Dataset items on file:
....................
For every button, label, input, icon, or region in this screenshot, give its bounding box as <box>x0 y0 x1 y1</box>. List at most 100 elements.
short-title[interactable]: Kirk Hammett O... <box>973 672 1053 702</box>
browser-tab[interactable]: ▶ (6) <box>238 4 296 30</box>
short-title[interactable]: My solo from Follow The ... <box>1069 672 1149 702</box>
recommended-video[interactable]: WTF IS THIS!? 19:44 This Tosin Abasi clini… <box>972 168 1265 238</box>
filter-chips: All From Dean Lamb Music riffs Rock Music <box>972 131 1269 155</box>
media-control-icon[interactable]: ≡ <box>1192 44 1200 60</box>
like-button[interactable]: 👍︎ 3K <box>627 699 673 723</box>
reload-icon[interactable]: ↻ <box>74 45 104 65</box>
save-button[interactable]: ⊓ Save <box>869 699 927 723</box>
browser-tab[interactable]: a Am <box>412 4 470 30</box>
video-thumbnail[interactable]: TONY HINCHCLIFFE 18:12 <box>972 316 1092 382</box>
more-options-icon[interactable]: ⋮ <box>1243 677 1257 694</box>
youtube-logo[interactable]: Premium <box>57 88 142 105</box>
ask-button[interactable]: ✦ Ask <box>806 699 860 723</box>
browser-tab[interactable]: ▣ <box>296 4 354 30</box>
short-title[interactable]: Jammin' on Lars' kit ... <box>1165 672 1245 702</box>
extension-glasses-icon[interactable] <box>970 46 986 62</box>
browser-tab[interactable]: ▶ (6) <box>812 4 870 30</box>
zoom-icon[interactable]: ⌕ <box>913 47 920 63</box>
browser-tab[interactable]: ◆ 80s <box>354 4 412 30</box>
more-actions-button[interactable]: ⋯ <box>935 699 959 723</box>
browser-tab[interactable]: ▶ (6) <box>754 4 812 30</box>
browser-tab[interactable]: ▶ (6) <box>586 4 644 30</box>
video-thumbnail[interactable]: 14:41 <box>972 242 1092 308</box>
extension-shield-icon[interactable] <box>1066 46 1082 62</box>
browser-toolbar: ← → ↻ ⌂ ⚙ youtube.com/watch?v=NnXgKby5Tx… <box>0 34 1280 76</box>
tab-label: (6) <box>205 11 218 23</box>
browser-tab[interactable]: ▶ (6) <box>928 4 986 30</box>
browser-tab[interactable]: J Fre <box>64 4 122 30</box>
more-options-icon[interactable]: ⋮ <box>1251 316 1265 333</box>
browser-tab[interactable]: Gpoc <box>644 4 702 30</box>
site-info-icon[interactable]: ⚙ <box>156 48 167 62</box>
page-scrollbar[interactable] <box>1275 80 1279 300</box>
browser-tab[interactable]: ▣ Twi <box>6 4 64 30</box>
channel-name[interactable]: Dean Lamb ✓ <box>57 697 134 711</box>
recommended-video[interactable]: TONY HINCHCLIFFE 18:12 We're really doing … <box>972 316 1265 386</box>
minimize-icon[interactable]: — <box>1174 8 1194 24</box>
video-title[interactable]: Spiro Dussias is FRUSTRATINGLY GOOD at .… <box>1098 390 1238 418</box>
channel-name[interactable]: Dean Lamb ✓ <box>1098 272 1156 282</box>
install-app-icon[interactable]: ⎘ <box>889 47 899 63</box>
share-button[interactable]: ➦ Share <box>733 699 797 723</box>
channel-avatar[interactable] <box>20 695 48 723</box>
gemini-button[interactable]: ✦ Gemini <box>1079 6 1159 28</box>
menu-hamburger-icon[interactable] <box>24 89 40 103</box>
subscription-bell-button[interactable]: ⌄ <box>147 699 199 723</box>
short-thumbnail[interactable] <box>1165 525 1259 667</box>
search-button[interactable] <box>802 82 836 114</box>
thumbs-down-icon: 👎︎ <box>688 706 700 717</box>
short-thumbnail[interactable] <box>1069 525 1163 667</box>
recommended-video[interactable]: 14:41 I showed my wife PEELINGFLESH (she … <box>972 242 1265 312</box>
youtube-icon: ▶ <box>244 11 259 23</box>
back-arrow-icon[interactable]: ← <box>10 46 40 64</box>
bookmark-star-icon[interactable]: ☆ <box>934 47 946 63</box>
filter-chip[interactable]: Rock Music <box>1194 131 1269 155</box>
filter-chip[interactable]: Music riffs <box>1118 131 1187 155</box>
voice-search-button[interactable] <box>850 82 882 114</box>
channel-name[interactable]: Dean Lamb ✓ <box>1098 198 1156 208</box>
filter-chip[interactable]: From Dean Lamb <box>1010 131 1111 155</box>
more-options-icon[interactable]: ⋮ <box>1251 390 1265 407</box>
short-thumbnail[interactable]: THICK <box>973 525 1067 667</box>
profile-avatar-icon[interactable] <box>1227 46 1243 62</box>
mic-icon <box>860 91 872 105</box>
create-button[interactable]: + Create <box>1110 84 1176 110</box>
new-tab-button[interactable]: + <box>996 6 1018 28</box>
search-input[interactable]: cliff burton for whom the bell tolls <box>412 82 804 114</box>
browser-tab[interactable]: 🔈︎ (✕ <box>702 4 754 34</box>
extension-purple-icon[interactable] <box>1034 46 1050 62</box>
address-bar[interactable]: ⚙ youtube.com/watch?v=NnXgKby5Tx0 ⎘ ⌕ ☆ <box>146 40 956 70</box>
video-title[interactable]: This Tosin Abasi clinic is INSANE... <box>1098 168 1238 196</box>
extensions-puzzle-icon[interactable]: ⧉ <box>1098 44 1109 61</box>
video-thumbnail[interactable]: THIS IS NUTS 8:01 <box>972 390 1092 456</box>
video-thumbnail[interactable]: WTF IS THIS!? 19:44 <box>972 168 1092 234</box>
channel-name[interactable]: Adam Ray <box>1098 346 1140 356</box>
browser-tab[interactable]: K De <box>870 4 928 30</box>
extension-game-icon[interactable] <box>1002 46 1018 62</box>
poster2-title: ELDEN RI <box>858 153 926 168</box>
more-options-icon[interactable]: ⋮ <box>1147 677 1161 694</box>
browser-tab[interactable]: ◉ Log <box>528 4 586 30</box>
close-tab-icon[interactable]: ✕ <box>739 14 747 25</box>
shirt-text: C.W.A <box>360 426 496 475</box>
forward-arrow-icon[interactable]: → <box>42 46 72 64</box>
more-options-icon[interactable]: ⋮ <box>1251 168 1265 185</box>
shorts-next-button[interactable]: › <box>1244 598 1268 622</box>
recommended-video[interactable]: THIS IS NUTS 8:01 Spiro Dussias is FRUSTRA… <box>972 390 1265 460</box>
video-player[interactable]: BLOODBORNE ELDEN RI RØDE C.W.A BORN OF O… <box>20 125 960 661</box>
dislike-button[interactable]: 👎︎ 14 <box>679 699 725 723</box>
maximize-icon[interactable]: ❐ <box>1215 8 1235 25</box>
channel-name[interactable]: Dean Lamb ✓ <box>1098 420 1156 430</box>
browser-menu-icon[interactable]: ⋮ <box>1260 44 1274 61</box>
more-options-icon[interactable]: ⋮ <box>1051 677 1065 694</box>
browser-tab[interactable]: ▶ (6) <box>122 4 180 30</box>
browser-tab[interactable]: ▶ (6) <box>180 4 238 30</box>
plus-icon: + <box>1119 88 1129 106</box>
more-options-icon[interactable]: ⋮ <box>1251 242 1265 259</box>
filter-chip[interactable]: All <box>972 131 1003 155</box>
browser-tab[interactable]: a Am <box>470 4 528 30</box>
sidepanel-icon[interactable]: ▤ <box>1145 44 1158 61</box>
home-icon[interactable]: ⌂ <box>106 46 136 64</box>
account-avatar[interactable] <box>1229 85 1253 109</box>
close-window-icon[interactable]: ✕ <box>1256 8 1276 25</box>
....................
**Exercise directions**
Return the item above line for line, without changing a single character.

**Expected output**
For every button, label, input, icon, or region in this screenshot, give its bounding box as <box>x0 y0 x1 y1</box>. List at most 100 elements.
short-title[interactable]: Kirk Hammett O... <box>973 672 1053 702</box>
browser-tab[interactable]: ▶ (6) <box>238 4 296 30</box>
short-title[interactable]: My solo from Follow The ... <box>1069 672 1149 702</box>
recommended-video[interactable]: WTF IS THIS!? 19:44 This Tosin Abasi clini… <box>972 168 1265 238</box>
filter-chips: All From Dean Lamb Music riffs Rock Music <box>972 131 1269 155</box>
media-control-icon[interactable]: ≡ <box>1192 44 1200 60</box>
like-button[interactable]: 👍︎ 3K <box>627 699 673 723</box>
reload-icon[interactable]: ↻ <box>74 45 104 65</box>
save-button[interactable]: ⊓ Save <box>869 699 927 723</box>
browser-tab[interactable]: a Am <box>412 4 470 30</box>
video-thumbnail[interactable]: TONY HINCHCLIFFE 18:12 <box>972 316 1092 382</box>
more-options-icon[interactable]: ⋮ <box>1243 677 1257 694</box>
youtube-logo[interactable]: Premium <box>57 88 142 105</box>
ask-button[interactable]: ✦ Ask <box>806 699 860 723</box>
browser-tab[interactable]: ▣ <box>296 4 354 30</box>
short-title[interactable]: Jammin' on Lars' kit ... <box>1165 672 1245 702</box>
extension-glasses-icon[interactable] <box>970 46 986 62</box>
browser-tab[interactable]: ▶ (6) <box>812 4 870 30</box>
zoom-icon[interactable]: ⌕ <box>913 47 920 63</box>
browser-tab[interactable]: ◆ 80s <box>354 4 412 30</box>
more-actions-button[interactable]: ⋯ <box>935 699 959 723</box>
browser-tab[interactable]: ▶ (6) <box>754 4 812 30</box>
browser-tab[interactable]: ▶ (6) <box>586 4 644 30</box>
video-thumbnail[interactable]: 14:41 <box>972 242 1092 308</box>
extension-shield-icon[interactable] <box>1066 46 1082 62</box>
browser-toolbar: ← → ↻ ⌂ ⚙ youtube.com/watch?v=NnXgKby5Tx… <box>0 34 1280 76</box>
tab-label: (6) <box>205 11 218 23</box>
browser-tab[interactable]: ▶ (6) <box>928 4 986 30</box>
browser-tab[interactable]: J Fre <box>64 4 122 30</box>
more-options-icon[interactable]: ⋮ <box>1251 316 1265 333</box>
browser-tab[interactable]: Gpoc <box>644 4 702 30</box>
site-info-icon[interactable]: ⚙ <box>156 48 167 62</box>
page-scrollbar[interactable] <box>1275 80 1279 300</box>
browser-tab[interactable]: ▣ Twi <box>6 4 64 30</box>
channel-name[interactable]: Dean Lamb ✓ <box>57 697 134 711</box>
recommended-video[interactable]: TONY HINCHCLIFFE 18:12 We're really doing … <box>972 316 1265 386</box>
minimize-icon[interactable]: — <box>1174 8 1194 24</box>
video-title[interactable]: Spiro Dussias is FRUSTRATINGLY GOOD at .… <box>1098 390 1238 418</box>
channel-name[interactable]: Dean Lamb ✓ <box>1098 272 1156 282</box>
install-app-icon[interactable]: ⎘ <box>889 47 899 63</box>
share-button[interactable]: ➦ Share <box>733 699 797 723</box>
channel-avatar[interactable] <box>20 695 48 723</box>
gemini-button[interactable]: ✦ Gemini <box>1079 6 1159 28</box>
menu-hamburger-icon[interactable] <box>24 89 40 103</box>
subscription-bell-button[interactable]: ⌄ <box>147 699 199 723</box>
short-thumbnail[interactable] <box>1165 525 1259 667</box>
search-button[interactable] <box>802 82 836 114</box>
thumbs-down-icon: 👎︎ <box>688 706 700 717</box>
short-thumbnail[interactable] <box>1069 525 1163 667</box>
recommended-video[interactable]: 14:41 I showed my wife PEELINGFLESH (she … <box>972 242 1265 312</box>
youtube-icon: ▶ <box>244 11 259 23</box>
back-arrow-icon[interactable]: ← <box>10 46 40 64</box>
bookmark-star-icon[interactable]: ☆ <box>934 47 946 63</box>
filter-chip[interactable]: Rock Music <box>1194 131 1269 155</box>
filter-chip[interactable]: Music riffs <box>1118 131 1187 155</box>
voice-search-button[interactable] <box>850 82 882 114</box>
channel-name[interactable]: Dean Lamb ✓ <box>1098 198 1156 208</box>
filter-chip[interactable]: From Dean Lamb <box>1010 131 1111 155</box>
more-options-icon[interactable]: ⋮ <box>1251 390 1265 407</box>
short-thumbnail[interactable]: THICK <box>973 525 1067 667</box>
profile-avatar-icon[interactable] <box>1227 46 1243 62</box>
mic-icon <box>860 91 872 105</box>
create-button[interactable]: + Create <box>1110 84 1176 110</box>
new-tab-button[interactable]: + <box>996 6 1018 28</box>
search-input[interactable]: cliff burton for whom the bell tolls <box>412 82 804 114</box>
browser-tab[interactable]: 🔈︎ (✕ <box>702 4 754 34</box>
extension-purple-icon[interactable] <box>1034 46 1050 62</box>
address-bar[interactable]: ⚙ youtube.com/watch?v=NnXgKby5Tx0 ⎘ ⌕ ☆ <box>146 40 956 70</box>
video-title[interactable]: This Tosin Abasi clinic is INSANE... <box>1098 168 1238 196</box>
extensions-puzzle-icon[interactable]: ⧉ <box>1098 44 1109 61</box>
video-thumbnail[interactable]: THIS IS NUTS 8:01 <box>972 390 1092 456</box>
video-thumbnail[interactable]: WTF IS THIS!? 19:44 <box>972 168 1092 234</box>
channel-name[interactable]: Adam Ray <box>1098 346 1140 356</box>
browser-tab[interactable]: K De <box>870 4 928 30</box>
extension-game-icon[interactable] <box>1002 46 1018 62</box>
poster2-title: ELDEN RI <box>858 153 926 168</box>
more-options-icon[interactable]: ⋮ <box>1147 677 1161 694</box>
browser-tab[interactable]: ◉ Log <box>528 4 586 30</box>
close-tab-icon[interactable]: ✕ <box>739 14 747 25</box>
shirt-text: C.W.A <box>360 426 496 475</box>
forward-arrow-icon[interactable]: → <box>42 46 72 64</box>
more-options-icon[interactable]: ⋮ <box>1251 168 1265 185</box>
shorts-next-button[interactable]: › <box>1244 598 1268 622</box>
recommended-video[interactable]: THIS IS NUTS 8:01 Spiro Dussias is FRUSTRA… <box>972 390 1265 460</box>
video-player[interactable]: BLOODBORNE ELDEN RI RØDE C.W.A BORN OF O… <box>20 125 960 661</box>
dislike-button[interactable]: 👎︎ 14 <box>679 699 725 723</box>
maximize-icon[interactable]: ❐ <box>1215 8 1235 25</box>
channel-name[interactable]: Dean Lamb ✓ <box>1098 420 1156 430</box>
browser-menu-icon[interactable]: ⋮ <box>1260 44 1274 61</box>
more-options-icon[interactable]: ⋮ <box>1051 677 1065 694</box>
browser-tab[interactable]: ▶ (6) <box>122 4 180 30</box>
browser-tab[interactable]: ▶ (6) <box>180 4 238 30</box>
plus-icon: + <box>1119 88 1129 106</box>
more-options-icon[interactable]: ⋮ <box>1251 242 1265 259</box>
filter-chip[interactable]: All <box>972 131 1003 155</box>
browser-tab[interactable]: a Am <box>470 4 528 30</box>
sidepanel-icon[interactable]: ▤ <box>1145 44 1158 61</box>
home-icon[interactable]: ⌂ <box>106 46 136 64</box>
account-avatar[interactable] <box>1229 85 1253 109</box>
close-window-icon[interactable]: ✕ <box>1256 8 1276 25</box>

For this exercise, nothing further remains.